(Figure record listings)
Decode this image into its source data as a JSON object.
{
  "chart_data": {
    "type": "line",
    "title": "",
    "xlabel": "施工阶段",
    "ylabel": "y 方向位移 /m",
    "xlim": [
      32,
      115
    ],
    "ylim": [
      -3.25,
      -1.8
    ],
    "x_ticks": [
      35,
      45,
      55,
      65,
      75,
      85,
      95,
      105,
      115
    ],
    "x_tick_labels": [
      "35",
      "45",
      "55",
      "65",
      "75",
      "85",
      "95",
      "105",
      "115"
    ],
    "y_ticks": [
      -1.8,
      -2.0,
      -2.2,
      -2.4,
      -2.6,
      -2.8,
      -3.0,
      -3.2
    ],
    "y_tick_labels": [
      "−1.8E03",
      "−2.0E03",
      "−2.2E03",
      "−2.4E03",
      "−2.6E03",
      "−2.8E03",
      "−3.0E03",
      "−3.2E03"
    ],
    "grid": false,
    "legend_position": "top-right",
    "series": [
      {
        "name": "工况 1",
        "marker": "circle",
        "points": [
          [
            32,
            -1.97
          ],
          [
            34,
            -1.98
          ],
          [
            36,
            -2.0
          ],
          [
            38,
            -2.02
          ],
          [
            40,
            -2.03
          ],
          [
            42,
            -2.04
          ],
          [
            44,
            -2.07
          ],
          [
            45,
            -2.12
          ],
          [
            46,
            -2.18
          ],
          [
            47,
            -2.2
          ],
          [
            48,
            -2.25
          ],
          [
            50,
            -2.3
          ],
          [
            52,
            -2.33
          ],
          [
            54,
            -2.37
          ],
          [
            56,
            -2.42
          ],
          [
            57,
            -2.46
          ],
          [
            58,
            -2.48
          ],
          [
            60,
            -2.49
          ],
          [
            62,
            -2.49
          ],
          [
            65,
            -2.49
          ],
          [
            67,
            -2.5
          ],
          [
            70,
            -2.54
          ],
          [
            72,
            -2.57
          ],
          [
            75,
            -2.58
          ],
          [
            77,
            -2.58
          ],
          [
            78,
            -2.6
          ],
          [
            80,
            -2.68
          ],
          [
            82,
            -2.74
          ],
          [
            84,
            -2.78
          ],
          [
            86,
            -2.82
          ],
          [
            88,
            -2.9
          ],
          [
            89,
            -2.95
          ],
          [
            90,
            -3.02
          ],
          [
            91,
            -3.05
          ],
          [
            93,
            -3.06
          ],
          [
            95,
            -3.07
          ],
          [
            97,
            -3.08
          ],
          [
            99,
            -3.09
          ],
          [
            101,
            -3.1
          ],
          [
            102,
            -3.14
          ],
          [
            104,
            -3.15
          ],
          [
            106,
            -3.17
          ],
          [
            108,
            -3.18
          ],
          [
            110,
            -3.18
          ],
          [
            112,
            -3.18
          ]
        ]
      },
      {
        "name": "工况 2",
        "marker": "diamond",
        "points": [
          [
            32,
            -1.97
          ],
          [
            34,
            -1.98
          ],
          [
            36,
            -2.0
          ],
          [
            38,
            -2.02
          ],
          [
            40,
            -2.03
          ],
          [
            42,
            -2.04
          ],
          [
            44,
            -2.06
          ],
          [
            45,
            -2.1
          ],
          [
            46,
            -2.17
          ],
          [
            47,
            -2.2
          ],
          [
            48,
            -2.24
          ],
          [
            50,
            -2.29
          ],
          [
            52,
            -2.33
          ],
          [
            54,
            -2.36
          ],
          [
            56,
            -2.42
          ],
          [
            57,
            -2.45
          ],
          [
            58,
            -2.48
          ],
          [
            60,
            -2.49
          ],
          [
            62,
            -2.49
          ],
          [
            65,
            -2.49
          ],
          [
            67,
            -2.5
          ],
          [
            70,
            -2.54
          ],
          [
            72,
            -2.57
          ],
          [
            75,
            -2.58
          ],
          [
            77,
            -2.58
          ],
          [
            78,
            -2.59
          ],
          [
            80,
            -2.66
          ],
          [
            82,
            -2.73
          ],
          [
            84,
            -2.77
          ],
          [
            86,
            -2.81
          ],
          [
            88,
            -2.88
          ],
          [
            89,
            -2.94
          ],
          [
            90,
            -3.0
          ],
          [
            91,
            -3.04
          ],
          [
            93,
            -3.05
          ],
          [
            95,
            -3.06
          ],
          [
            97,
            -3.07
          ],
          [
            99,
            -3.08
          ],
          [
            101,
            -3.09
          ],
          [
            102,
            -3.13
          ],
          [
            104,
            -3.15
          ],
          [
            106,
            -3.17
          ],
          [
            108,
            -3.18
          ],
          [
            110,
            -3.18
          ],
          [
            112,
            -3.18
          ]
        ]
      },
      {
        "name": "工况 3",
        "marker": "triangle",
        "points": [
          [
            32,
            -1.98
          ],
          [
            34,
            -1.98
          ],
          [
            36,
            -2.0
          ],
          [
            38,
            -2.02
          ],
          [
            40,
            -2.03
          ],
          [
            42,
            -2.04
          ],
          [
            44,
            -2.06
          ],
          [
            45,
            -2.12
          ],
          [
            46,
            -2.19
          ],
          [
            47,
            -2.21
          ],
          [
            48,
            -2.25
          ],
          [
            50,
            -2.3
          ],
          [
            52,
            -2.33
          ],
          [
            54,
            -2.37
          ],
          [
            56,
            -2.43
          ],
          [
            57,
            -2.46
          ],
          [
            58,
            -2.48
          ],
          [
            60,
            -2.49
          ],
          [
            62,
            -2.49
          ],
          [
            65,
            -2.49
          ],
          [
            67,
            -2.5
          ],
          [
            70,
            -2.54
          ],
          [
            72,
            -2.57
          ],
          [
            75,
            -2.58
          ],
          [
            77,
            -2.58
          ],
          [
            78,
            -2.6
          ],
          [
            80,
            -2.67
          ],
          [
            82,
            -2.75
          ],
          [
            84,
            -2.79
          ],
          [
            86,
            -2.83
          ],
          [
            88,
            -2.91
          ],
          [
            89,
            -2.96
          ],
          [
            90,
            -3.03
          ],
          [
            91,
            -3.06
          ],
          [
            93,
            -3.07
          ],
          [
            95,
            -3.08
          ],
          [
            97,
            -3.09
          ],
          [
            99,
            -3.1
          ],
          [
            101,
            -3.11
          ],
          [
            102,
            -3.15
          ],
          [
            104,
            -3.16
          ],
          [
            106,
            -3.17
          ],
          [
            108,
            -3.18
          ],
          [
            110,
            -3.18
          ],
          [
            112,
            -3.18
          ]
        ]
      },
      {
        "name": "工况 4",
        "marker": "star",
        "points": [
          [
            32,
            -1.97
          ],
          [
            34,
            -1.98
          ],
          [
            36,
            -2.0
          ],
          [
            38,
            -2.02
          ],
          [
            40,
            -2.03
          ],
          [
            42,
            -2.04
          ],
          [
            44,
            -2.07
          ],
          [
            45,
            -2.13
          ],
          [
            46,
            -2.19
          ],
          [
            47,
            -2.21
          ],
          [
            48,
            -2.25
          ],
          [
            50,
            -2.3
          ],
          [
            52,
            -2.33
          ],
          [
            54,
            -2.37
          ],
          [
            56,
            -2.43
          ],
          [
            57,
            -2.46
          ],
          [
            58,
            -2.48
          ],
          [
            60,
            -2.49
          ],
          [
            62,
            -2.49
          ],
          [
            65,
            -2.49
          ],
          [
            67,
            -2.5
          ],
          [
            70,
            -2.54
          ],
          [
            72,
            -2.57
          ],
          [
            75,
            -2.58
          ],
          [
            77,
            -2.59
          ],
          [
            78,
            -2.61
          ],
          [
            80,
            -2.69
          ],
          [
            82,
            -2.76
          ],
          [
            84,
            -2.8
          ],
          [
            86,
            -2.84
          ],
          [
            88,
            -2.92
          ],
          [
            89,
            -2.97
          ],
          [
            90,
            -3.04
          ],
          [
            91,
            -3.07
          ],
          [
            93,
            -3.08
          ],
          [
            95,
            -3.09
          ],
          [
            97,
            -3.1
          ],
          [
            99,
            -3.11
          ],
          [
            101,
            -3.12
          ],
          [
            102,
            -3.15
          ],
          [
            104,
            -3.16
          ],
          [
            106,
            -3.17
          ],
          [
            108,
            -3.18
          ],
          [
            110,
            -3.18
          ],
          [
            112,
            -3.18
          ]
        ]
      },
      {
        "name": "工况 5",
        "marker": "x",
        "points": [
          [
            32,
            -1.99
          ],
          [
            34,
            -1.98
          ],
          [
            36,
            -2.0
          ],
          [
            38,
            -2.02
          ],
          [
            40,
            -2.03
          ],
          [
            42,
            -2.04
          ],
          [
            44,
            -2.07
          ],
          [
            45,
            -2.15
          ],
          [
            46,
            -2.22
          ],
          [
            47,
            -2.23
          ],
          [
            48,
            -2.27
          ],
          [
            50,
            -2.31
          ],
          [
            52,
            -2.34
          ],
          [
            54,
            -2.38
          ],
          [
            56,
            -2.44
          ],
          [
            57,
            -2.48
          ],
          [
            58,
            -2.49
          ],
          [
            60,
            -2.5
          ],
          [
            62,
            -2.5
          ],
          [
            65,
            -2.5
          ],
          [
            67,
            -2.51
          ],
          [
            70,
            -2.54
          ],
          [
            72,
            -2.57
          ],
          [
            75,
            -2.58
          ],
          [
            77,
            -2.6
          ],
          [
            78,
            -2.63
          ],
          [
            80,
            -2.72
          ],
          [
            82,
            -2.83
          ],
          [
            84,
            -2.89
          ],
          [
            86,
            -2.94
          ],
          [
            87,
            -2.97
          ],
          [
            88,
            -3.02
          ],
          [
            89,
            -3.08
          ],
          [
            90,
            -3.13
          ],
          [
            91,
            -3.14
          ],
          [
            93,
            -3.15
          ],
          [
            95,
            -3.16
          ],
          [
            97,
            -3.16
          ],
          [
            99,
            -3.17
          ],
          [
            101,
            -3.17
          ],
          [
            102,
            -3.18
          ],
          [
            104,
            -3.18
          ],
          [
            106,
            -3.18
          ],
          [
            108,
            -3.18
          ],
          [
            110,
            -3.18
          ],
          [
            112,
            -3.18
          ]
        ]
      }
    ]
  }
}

==

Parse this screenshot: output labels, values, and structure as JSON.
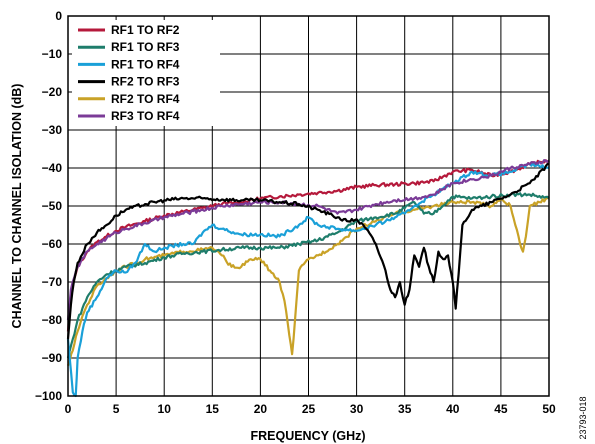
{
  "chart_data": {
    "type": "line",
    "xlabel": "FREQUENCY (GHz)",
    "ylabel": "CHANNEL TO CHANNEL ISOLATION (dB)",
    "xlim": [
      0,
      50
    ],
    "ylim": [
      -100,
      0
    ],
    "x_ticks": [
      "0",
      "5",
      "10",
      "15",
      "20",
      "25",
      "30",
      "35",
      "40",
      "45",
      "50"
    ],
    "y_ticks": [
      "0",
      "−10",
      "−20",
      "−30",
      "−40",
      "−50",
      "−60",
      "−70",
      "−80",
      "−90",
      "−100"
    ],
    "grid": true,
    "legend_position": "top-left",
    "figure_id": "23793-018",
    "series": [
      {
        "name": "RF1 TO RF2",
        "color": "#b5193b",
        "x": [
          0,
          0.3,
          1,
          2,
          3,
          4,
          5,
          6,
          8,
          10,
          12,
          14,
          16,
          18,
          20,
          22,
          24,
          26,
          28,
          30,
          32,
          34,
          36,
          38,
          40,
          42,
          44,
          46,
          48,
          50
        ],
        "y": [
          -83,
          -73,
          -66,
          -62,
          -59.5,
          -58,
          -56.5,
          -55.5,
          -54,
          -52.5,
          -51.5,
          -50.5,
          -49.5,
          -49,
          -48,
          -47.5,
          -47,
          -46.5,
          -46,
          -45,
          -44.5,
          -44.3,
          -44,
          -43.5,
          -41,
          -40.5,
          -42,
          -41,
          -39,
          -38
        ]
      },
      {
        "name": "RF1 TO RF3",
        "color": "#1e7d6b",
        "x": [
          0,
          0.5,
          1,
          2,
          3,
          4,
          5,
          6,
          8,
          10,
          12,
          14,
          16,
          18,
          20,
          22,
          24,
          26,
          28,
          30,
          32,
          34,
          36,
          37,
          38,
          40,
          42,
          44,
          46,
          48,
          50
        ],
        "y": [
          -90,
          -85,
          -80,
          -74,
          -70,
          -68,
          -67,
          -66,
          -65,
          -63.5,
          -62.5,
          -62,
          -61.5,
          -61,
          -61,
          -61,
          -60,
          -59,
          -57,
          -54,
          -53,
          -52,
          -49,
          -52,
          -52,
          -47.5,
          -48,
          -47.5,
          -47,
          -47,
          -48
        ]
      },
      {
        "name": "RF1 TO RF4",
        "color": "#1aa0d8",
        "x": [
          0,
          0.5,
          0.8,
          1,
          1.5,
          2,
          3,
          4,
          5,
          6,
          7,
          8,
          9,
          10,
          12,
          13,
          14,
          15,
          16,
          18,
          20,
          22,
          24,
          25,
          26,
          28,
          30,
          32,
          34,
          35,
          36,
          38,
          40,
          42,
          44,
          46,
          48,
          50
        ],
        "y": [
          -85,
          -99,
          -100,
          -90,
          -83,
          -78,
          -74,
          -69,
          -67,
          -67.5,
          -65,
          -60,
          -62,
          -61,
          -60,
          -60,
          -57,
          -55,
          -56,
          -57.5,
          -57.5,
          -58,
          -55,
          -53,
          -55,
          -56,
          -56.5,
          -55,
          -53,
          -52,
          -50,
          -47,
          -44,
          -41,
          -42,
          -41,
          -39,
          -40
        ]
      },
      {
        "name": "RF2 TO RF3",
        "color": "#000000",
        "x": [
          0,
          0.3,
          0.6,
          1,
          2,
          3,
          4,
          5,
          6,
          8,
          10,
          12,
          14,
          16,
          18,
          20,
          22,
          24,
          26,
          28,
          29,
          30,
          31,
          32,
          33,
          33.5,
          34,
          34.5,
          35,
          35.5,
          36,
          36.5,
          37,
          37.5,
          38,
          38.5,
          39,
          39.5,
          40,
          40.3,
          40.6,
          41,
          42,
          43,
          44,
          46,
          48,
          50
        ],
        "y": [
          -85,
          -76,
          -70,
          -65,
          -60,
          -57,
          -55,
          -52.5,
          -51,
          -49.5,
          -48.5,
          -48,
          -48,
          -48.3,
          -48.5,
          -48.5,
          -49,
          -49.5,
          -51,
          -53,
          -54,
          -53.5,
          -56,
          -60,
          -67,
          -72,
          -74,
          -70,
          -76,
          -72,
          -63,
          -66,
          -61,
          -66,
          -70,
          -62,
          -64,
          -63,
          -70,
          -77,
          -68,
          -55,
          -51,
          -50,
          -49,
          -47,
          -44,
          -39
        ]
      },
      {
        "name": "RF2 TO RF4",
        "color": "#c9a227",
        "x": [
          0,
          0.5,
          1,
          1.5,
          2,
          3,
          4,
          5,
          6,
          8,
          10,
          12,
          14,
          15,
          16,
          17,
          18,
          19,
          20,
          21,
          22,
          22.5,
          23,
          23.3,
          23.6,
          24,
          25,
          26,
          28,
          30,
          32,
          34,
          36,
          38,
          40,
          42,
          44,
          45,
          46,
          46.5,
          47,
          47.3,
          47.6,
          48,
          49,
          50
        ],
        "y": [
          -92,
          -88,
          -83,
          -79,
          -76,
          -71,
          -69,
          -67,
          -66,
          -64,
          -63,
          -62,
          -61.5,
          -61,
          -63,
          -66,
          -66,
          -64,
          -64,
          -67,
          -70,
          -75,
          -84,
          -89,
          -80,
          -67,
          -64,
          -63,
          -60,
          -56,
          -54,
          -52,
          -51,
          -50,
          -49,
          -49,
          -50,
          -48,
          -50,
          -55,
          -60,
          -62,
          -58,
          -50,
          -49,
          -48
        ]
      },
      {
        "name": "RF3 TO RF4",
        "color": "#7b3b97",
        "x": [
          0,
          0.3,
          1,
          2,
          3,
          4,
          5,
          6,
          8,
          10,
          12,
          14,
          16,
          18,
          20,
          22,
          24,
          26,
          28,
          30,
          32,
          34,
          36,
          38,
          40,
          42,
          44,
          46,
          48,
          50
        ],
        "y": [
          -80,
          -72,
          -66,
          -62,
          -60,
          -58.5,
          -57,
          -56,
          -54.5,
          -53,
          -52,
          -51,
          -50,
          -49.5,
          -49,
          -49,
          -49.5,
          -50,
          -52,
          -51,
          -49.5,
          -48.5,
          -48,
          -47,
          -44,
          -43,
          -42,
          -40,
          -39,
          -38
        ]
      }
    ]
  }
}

CHALLENGE |
Your answer should be only the number of lines that hold the word "name".

FINAL RESULT |
11